STATED GOAL>
Check each line of the records below and collect those holding "Know".

ITEMS>
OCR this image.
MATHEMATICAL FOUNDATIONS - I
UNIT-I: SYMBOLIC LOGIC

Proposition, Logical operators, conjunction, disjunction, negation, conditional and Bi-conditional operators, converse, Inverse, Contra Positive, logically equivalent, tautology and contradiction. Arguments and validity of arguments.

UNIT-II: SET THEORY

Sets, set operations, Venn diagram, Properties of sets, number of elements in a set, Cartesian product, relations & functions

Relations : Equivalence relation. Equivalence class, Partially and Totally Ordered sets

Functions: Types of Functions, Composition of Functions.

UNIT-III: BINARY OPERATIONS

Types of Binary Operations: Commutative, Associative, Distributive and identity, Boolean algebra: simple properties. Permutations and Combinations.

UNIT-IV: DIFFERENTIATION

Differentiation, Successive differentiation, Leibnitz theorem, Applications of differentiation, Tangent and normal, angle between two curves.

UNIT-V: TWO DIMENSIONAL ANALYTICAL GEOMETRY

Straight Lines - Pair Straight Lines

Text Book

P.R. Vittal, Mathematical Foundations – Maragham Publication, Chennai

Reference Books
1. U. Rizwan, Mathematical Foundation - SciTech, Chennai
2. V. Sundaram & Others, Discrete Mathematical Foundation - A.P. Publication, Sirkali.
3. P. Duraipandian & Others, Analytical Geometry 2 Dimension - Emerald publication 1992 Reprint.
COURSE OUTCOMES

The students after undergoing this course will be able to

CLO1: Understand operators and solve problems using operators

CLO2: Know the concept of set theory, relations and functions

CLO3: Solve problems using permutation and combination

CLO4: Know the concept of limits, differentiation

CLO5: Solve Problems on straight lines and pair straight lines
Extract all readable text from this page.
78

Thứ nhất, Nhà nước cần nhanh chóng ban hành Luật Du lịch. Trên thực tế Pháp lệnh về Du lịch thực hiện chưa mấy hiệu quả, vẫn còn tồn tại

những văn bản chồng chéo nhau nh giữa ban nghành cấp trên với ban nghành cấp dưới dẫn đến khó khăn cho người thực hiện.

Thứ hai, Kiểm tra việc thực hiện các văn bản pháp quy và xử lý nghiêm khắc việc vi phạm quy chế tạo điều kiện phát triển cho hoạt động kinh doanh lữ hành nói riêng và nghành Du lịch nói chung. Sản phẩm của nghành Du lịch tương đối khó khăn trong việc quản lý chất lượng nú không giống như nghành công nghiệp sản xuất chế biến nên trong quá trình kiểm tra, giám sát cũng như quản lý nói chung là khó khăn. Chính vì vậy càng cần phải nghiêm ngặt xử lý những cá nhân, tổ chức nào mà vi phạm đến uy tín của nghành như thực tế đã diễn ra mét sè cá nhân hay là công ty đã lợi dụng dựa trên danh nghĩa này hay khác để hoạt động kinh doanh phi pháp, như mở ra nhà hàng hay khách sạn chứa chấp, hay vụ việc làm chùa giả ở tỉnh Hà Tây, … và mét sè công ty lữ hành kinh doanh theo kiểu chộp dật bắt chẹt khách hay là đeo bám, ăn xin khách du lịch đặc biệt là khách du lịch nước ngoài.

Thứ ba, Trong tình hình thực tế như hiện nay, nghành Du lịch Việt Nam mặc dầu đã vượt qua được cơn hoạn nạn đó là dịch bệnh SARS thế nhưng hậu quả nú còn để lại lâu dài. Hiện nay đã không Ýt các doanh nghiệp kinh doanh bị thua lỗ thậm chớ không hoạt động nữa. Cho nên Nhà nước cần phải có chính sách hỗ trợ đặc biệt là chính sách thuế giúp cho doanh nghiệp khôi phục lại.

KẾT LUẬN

WRITTEN RESPONSE>
CLO2: Know the concept of set theory, relations and functions
CLO4: Know the concept of limits, differentiation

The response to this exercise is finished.